> _Exercise_: All the data should come back exactly as it was given.

> _Dataset entries_:
________

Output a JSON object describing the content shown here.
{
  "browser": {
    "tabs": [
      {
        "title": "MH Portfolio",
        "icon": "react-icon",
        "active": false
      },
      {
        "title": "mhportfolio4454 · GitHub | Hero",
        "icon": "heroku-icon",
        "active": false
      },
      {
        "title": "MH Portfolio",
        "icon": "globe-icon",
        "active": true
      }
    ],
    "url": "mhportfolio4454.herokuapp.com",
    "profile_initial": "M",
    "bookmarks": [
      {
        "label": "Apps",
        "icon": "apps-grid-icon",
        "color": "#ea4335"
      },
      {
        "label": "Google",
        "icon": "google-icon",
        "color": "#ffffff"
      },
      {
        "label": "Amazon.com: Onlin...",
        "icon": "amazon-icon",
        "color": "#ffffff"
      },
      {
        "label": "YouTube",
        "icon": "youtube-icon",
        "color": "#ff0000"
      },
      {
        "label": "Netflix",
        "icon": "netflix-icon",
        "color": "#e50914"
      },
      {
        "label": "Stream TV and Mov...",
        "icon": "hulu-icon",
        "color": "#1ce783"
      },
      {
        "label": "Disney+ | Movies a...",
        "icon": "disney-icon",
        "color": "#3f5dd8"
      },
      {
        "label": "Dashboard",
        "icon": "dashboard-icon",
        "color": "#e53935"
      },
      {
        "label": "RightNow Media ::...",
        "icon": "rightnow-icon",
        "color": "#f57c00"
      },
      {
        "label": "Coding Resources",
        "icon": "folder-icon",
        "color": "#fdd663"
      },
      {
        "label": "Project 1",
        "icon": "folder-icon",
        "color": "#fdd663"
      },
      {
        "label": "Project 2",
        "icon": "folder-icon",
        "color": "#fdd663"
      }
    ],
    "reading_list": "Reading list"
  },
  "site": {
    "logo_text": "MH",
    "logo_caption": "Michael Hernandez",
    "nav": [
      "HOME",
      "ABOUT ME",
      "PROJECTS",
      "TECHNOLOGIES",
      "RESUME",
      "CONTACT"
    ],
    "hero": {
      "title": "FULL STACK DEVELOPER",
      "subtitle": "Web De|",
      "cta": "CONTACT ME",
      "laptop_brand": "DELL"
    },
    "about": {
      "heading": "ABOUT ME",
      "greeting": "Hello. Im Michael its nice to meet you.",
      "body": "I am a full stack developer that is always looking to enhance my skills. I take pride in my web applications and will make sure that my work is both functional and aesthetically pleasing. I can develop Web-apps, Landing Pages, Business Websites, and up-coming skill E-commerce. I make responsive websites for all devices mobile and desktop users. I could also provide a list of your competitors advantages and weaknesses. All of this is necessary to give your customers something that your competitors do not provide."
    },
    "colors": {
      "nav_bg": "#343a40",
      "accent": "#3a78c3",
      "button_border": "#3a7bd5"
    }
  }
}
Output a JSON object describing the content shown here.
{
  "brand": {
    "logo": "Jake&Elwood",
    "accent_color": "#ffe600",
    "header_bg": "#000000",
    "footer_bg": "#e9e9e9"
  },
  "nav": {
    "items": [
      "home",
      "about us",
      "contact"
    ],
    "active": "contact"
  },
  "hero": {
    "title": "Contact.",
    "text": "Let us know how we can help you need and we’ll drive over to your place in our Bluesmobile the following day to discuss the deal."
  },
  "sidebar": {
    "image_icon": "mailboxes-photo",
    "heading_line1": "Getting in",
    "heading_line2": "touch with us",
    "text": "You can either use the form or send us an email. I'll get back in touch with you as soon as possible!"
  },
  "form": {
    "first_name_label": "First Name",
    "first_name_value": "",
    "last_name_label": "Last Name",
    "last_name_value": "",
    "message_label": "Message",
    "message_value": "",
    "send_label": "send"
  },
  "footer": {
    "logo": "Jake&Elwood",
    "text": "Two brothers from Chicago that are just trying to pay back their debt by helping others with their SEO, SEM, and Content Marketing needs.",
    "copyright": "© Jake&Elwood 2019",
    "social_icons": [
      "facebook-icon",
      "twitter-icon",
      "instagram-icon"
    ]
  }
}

________

> _Solution for this exercise_:
Output a JSON object describing the content shown here.
{
  "browser": {
    "tabs": [
      {
        "title": "MH Portfolio",
        "icon": "react-icon",
        "active": false
      },
      {
        "title": "mhportfolio4454 · GitHub | Hero",
        "icon": "heroku-icon",
        "active": false
      },
      {
        "title": "MH Portfolio",
        "icon": "globe-icon",
        "active": true
      }
    ],
    "url": "mhportfolio4454.herokuapp.com",
    "profile_initial": "M",
    "bookmarks": [
      {
        "label": "Apps",
        "icon": "apps-grid-icon",
        "color": "#ea4335"
      },
      {
        "label": "Google",
        "icon": "google-icon",
        "color": "#ffffff"
      },
      {
        "label": "Amazon.com: Onlin...",
        "icon": "amazon-icon",
        "color": "#ffffff"
      },
      {
        "label": "YouTube",
        "icon": "youtube-icon",
        "color": "#ff0000"
      },
      {
        "label": "Netflix",
        "icon": "netflix-icon",
        "color": "#e50914"
      },
      {
        "label": "Stream TV and Mov...",
        "icon": "hulu-icon",
        "color": "#1ce783"
      },
      {
        "label": "Disney+ | Movies a...",
        "icon": "disney-icon",
        "color": "#3f5dd8"
      },
      {
        "label": "Dashboard",
        "icon": "dashboard-icon",
        "color": "#e53935"
      },
      {
        "label": "RightNow Media ::...",
        "icon": "rightnow-icon",
        "color": "#f57c00"
      },
      {
        "label": "Coding Resources",
        "icon": "folder-icon",
        "color": "#fdd663"
      },
      {
        "label": "Project 1",
        "icon": "folder-icon",
        "color": "#fdd663"
      },
      {
        "label": "Project 2",
        "icon": "folder-icon",
        "color": "#fdd663"
      }
    ],
    "reading_list": "Reading list"
  },
  "site": {
    "logo_text": "MH",
    "logo_caption": "Michael Hernandez",
    "nav": [
      "HOME",
      "ABOUT ME",
      "PROJECTS",
      "TECHNOLOGIES",
      "RESUME",
      "CONTACT"
    ],
    "hero": {
      "title": "FULL STACK DEVELOPER",
      "subtitle": "Web De|",
      "cta": "CONTACT ME",
      "laptop_brand": "DELL"
    },
    "about": {
      "heading": "ABOUT ME",
      "greeting": "Hello. Im Michael its nice to meet you.",
      "body": "I am a full stack developer that is always looking to enhance my skills. I take pride in my web applications and will make sure that my work is both functional and aesthetically pleasing. I can develop Web-apps, Landing Pages, Business Websites, and up-coming skill E-commerce. I make responsive websites for all devices mobile and desktop users. I could also provide a list of your competitors advantages and weaknesses. All of this is necessary to give your customers something that your competitors do not provide."
    },
    "colors": {
      "nav_bg": "#343a40",
      "accent": "#3a78c3",
      "button_border": "#3a7bd5"
    }
  }
}
Output a JSON object describing the content shown here.
{
  "brand": {
    "logo": "Jake&Elwood",
    "accent_color": "#ffe600",
    "header_bg": "#000000",
    "footer_bg": "#e9e9e9"
  },
  "nav": {
    "items": [
      "home",
      "about us",
      "contact"
    ],
    "active": "contact"
  },
  "hero": {
    "title": "Contact.",
    "text": "Let us know how we can help you need and we’ll drive over to your place in our Bluesmobile the following day to discuss the deal."
  },
  "sidebar": {
    "image_icon": "mailboxes-photo",
    "heading_line1": "Getting in",
    "heading_line2": "touch with us",
    "text": "You can either use the form or send us an email. I'll get back in touch with you as soon as possible!"
  },
  "form": {
    "first_name_label": "First Name",
    "first_name_value": "",
    "last_name_label": "Last Name",
    "last_name_value": "",
    "message_label": "Message",
    "message_value": "",
    "send_label": "send"
  },
  "footer": {
    "logo": "Jake&Elwood",
    "text": "Two brothers from Chicago that are just trying to pay back their debt by helping others with their SEO, SEM, and Content Marketing needs.",
    "copyright": "© Jake&Elwood 2019",
    "social_icons": [
      "facebook-icon",
      "twitter-icon",
      "instagram-icon"
    ]
  }
}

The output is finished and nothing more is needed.